**Given entries**
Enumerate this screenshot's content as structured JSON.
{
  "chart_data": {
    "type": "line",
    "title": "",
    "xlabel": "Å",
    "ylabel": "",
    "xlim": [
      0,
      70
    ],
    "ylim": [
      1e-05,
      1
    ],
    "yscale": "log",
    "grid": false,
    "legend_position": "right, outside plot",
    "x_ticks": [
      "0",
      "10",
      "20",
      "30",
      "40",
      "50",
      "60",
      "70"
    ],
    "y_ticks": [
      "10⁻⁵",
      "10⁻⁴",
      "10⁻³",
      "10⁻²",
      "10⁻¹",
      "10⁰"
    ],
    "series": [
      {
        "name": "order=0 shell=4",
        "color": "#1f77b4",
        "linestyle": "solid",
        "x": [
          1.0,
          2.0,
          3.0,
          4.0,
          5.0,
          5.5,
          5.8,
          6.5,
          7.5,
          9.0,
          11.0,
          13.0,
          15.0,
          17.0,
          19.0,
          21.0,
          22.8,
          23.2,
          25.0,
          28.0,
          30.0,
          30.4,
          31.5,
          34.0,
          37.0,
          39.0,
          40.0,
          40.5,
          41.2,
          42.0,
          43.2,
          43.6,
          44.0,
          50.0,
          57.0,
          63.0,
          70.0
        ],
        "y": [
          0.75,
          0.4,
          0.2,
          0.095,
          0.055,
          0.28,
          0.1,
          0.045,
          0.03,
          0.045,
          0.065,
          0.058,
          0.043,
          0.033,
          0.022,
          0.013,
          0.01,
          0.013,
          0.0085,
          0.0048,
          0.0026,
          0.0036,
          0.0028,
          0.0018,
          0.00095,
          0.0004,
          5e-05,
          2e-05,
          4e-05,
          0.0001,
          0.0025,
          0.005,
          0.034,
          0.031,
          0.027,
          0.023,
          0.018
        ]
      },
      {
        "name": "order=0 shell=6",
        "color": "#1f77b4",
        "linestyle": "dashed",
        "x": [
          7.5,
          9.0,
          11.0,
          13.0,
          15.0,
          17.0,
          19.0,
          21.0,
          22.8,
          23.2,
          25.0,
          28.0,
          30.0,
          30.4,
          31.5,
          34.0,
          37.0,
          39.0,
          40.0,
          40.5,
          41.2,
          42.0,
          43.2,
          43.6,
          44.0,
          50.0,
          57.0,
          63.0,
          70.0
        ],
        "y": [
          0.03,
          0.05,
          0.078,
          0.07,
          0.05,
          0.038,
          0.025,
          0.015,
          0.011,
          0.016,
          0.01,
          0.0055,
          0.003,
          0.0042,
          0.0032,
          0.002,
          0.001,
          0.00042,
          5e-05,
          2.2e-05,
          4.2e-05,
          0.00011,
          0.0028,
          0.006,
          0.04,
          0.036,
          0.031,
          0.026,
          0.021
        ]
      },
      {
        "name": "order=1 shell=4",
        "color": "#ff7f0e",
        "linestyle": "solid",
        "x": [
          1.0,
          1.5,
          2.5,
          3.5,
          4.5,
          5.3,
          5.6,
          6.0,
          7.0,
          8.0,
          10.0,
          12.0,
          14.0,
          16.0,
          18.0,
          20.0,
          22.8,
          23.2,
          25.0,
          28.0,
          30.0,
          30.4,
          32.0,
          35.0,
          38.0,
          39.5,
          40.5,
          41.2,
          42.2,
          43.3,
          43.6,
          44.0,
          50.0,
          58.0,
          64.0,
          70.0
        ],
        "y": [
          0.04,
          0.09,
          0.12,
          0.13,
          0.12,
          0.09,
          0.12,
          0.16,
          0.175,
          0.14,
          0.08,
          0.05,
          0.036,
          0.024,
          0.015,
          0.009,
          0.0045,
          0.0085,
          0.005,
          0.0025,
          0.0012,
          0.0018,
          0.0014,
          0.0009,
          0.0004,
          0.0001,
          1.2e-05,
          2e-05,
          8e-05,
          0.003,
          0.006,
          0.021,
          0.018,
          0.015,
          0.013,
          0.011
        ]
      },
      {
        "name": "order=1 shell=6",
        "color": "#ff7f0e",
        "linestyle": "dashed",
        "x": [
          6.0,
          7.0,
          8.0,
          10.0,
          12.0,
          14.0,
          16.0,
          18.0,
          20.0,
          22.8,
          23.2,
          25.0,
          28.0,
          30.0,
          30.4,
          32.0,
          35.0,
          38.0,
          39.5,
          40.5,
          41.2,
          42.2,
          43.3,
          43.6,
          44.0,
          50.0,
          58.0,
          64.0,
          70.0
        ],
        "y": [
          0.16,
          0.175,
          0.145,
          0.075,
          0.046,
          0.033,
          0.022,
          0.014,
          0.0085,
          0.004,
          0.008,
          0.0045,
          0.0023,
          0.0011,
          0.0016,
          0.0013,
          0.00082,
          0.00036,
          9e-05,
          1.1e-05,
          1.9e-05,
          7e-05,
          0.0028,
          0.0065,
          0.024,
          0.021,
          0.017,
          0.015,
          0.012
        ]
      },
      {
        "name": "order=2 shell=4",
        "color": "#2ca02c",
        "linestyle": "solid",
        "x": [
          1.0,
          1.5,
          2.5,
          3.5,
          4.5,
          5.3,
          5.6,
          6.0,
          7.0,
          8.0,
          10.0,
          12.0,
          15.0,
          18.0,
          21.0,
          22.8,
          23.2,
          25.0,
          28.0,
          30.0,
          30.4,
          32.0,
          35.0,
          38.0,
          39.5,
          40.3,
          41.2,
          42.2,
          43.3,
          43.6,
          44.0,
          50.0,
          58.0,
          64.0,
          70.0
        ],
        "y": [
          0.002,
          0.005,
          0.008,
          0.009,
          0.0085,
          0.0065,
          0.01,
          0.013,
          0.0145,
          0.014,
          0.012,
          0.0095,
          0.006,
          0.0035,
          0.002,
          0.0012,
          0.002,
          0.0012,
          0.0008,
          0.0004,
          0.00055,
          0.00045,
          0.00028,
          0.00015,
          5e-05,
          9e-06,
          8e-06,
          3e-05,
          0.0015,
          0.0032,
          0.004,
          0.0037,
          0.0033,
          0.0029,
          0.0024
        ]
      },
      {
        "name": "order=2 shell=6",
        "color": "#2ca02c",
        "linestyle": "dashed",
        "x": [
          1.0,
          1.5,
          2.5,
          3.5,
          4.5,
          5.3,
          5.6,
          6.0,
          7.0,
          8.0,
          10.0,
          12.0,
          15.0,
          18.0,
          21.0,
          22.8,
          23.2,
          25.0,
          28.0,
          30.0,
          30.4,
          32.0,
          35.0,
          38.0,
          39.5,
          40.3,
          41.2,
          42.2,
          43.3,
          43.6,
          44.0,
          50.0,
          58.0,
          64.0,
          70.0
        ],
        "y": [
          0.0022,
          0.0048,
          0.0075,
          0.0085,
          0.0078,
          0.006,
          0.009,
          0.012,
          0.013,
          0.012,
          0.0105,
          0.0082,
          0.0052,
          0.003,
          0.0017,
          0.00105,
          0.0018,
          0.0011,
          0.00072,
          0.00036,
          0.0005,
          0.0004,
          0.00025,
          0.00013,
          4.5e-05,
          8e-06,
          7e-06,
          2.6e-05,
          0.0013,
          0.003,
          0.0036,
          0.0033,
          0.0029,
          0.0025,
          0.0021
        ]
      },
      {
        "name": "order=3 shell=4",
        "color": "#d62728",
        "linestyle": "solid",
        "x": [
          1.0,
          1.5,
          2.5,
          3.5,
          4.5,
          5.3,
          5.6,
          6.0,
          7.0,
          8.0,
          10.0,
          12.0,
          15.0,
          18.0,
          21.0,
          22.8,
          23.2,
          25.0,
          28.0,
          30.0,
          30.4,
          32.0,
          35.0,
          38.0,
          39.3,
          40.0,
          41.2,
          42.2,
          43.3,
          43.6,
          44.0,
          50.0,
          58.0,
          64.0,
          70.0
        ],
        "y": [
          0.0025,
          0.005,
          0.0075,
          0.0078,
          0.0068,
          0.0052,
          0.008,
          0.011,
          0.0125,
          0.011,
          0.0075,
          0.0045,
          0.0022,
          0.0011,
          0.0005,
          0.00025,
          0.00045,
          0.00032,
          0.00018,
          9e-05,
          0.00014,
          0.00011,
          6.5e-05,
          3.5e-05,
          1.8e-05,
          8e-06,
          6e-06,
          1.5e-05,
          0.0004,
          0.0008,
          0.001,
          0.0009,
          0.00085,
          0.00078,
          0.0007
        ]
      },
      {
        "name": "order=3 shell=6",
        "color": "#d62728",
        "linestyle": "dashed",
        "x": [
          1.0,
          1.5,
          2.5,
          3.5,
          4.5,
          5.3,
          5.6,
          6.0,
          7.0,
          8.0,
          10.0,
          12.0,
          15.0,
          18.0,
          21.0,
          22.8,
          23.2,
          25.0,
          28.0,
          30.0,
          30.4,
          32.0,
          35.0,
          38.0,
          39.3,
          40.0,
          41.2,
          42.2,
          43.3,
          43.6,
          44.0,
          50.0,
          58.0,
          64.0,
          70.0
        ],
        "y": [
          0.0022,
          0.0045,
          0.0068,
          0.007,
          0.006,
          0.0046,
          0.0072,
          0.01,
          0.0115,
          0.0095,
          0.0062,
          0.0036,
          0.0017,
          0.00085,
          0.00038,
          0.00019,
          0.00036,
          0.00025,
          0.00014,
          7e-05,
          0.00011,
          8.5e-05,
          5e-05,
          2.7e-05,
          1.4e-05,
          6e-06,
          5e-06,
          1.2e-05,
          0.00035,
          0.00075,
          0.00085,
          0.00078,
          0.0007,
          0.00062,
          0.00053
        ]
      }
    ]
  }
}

**What to do**
Copy each line of the preceding data that contains the string "shell".

**Correct result**
        "name": "order=0 shell=4",
        "name": "order=0 shell=6",
        "name": "order=1 shell=4",
        "name": "order=1 shell=6",
        "name": "order=2 shell=4",
        "name": "order=2 shell=6",
        "name": "order=3 shell=4",
        "name": "order=3 shell=6",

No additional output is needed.